▶ **Supplied passage**
┌──

Background to this inspection
Updated
28 February 2018
We carried out this inspection under Section 60 of the Health and Social Care Act 2008 as part of our regulatory functions. This inspection was planned to check whether the provider is meeting the legal requirements and regulations associated with the Health and Social Care Act 2008, to look at the overall quality of the service, and to provide a rating for the service under the Care Act 2014. We wanted to check that the provider had made improvements on the breach identified at the previous inspection.
This inspection took place on 13, 17 and 28 November 2017 and was announced. The provider was given 24 hours’ notice because the location was a small care home for younger adults who are often out during the day; we needed to be sure that someone would be in. One inspector carried out this inspection.
The provider registered for this care service changed from Autism London to MCCH on 21 November 2016. This was the first inspection since the change in registration. We usually ask providers to complete a Provider Information Return (PIR) annually. This is a form that asks the provider to give some key information about the service, what the service does well and improvements they plan to make. At the time of this inspection the provider had not been asked to complete a PIR because they had not been registered for the service for a year. We took this into account when we inspected the service and made the judgements in this report.
Before the inspection, we looked at the evidence we already held about the service including notifications the provider had sent us. A notification is information about important events which the service is required to send us by law. We also contacted the local authority to obtain their views about the service.

└──

▶ **Records shown**
┌──

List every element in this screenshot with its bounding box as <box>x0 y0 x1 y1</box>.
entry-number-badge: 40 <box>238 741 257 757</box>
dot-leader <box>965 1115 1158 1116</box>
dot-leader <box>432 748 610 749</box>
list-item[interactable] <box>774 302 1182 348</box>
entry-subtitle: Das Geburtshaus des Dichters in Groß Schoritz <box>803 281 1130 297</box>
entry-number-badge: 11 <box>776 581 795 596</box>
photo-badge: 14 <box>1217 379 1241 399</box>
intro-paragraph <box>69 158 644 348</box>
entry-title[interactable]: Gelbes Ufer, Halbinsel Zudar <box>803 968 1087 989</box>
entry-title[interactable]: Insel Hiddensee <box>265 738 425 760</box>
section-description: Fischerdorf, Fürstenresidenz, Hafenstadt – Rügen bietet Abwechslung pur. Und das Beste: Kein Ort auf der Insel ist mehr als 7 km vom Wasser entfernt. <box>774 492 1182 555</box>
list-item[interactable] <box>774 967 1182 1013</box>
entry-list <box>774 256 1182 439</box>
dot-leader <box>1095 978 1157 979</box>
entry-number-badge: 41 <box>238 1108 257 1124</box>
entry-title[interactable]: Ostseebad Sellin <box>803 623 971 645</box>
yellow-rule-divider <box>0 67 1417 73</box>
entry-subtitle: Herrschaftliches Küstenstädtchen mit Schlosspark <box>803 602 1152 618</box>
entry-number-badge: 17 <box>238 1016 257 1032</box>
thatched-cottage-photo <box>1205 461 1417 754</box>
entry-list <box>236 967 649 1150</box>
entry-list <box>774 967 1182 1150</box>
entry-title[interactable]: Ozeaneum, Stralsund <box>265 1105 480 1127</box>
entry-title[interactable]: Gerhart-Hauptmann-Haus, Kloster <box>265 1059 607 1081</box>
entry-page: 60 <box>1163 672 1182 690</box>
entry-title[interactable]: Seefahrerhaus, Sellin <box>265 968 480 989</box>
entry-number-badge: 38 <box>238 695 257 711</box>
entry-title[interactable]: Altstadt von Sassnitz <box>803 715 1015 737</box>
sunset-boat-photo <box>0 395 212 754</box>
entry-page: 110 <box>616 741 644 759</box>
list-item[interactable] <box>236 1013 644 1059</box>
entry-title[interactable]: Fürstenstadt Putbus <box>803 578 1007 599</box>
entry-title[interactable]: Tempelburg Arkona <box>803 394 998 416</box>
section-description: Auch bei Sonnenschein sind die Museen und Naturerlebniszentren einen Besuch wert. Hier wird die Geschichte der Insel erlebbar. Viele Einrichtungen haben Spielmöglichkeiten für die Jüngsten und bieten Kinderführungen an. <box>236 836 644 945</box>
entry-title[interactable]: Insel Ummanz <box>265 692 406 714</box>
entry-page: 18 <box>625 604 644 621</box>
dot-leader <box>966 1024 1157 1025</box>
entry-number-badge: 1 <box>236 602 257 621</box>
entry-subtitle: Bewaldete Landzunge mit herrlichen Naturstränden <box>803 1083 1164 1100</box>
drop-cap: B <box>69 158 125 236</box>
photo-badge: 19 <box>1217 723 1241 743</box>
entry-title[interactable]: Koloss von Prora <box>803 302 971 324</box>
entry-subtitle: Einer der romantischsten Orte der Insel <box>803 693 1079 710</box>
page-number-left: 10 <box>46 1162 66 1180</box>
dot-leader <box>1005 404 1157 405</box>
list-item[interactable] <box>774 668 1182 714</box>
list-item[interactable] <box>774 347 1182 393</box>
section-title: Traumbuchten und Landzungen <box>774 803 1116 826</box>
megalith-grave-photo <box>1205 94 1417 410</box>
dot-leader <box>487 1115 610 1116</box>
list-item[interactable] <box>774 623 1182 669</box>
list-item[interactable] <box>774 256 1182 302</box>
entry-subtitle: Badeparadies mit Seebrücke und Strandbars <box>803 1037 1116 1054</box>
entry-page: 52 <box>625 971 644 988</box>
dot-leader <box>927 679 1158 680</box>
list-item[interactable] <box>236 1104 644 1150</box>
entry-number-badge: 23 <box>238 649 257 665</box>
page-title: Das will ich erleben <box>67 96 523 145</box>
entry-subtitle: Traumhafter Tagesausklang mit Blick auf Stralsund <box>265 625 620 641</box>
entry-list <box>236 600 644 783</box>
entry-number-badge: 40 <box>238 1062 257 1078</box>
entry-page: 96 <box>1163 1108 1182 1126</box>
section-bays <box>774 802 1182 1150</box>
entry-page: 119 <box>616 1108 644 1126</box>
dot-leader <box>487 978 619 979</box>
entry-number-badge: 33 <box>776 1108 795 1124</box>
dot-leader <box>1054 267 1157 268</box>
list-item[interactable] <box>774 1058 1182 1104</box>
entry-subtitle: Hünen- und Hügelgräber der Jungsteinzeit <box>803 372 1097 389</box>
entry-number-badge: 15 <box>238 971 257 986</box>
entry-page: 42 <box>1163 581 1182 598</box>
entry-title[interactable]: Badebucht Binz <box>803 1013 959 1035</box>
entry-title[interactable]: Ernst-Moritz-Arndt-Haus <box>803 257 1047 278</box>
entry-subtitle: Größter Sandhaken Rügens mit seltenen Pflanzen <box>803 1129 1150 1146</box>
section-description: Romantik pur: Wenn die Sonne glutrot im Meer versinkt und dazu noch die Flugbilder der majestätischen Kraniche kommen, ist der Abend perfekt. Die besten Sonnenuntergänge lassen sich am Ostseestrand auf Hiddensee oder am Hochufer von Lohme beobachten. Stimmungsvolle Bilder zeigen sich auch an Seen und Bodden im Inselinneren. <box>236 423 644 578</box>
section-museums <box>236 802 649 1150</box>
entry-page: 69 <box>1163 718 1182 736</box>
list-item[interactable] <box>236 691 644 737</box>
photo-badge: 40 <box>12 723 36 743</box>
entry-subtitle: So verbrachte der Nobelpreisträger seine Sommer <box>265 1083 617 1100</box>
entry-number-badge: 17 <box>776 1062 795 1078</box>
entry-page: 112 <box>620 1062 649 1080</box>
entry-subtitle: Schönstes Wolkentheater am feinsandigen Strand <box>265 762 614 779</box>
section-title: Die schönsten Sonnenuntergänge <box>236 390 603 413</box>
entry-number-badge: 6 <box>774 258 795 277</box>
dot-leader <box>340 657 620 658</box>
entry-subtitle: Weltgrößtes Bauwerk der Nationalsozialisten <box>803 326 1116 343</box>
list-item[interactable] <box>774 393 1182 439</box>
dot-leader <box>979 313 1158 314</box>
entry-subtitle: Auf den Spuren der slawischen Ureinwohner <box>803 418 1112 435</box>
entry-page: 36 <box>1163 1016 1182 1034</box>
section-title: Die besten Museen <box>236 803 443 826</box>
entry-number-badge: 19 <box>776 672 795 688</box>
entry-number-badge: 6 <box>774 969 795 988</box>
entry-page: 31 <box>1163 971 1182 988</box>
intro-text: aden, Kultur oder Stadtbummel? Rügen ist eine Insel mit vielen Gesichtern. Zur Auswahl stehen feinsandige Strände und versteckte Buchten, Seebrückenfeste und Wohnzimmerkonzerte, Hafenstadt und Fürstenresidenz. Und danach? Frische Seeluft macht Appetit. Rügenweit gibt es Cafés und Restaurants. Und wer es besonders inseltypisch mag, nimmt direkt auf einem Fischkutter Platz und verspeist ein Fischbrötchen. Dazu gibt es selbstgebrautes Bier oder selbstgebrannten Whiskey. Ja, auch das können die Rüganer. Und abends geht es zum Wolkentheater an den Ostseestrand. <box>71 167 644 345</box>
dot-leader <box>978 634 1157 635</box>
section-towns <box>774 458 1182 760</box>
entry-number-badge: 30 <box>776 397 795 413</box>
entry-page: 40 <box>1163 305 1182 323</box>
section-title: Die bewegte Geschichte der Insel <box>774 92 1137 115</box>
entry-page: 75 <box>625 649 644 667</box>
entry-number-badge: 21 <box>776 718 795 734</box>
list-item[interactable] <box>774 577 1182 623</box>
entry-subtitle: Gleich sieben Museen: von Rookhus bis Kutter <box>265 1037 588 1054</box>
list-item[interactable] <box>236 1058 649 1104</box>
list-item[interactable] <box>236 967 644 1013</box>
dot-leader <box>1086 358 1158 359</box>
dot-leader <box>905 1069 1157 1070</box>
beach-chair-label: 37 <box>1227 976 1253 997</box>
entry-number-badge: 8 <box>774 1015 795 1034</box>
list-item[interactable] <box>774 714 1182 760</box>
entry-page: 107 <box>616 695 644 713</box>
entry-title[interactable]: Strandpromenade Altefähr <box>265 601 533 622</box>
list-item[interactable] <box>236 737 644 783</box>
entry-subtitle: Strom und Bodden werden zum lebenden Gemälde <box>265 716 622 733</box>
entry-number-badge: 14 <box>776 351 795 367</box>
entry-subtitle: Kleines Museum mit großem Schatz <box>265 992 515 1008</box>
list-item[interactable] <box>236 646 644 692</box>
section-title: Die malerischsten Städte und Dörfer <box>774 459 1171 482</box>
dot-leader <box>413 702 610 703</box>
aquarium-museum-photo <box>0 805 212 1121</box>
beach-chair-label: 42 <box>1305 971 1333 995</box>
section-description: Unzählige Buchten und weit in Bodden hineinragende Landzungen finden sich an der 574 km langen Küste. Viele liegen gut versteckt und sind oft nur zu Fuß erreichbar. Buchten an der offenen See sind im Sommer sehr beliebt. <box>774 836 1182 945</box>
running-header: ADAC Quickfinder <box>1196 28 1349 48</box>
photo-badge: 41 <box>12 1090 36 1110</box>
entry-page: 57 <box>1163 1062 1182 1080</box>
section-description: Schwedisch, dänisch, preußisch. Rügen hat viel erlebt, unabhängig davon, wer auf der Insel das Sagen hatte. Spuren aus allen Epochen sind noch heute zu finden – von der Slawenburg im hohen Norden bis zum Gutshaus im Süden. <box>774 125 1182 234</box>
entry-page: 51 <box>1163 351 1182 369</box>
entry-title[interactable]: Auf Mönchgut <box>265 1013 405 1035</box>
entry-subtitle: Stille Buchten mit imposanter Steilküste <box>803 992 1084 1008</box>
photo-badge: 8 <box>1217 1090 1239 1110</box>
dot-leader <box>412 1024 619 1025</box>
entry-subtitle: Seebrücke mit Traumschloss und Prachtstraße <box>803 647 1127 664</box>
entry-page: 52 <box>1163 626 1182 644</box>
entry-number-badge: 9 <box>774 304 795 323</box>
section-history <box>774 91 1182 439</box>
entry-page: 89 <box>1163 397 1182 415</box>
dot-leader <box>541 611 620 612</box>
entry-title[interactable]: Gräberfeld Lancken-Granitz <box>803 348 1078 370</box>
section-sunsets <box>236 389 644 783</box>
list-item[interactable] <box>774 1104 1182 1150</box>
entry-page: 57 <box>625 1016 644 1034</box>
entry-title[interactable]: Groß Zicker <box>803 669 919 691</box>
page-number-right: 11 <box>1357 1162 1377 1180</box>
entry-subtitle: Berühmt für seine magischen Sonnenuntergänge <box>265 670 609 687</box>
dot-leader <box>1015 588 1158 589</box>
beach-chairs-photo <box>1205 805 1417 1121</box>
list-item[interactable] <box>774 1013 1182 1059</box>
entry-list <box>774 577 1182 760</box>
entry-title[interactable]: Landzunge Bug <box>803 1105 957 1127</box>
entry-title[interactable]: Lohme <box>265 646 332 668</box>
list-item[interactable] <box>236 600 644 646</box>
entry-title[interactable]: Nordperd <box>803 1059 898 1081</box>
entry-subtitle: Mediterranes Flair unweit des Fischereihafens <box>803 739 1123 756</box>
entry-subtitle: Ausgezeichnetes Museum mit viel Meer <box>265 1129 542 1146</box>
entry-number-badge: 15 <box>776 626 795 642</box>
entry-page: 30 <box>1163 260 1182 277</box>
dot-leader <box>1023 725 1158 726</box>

└──

▶ **Actions to take**
- a) In the inspection background, why was the provider given 24 hours' notice of the inspection?
- b) Decide whether each statement agrees with the inspection background. For each one, answer yes or no and quote the deciding words. (i) The inspection was unannounced. (ii) Two inspectors carried out the inspection. (iii) The registered provider changed from Autism London to MCCH on 21 November 2016.
- c) Set down the part of the inspection background between "Background to this" and "out this inspection.", inclusive, without changing any wording.

▶ **Your responses**
- a) The location was a small care home for younger adults who are often out during the day. The inspectors needed to be sure that someone would be in.

- b)
(i) No: "This inspection took place on 13, 17 and 28 November 2017 and was announced."
(ii) No: "One inspector carried out this inspection."
(iii) Yes: "The provider registered for this care service changed from Autism London to MCCH on 21 November 2016."

- c)
Background to this inspection
Updated
28 February 2018
We carried out this inspection under Section 60 of the Health and Social Care Act 2008 as part of our regulatory functions. This inspection was planned to check whether the provider is meeting the legal requirements and regulations associated with the Health and Social Care Act 2008, to look at the overall quality of the service, and to provide a rating for the service under the Care Act 2014. We wanted to check that the provider had made improvements on the breach identified at the previous inspection.
This inspection took place on 13, 17 and 28 November 2017 and was announced. The provider was given 24 hours’ notice because the location was a small care home for younger adults who are often out during the day; we needed to be sure that someone would be in. One inspector carried out this inspection.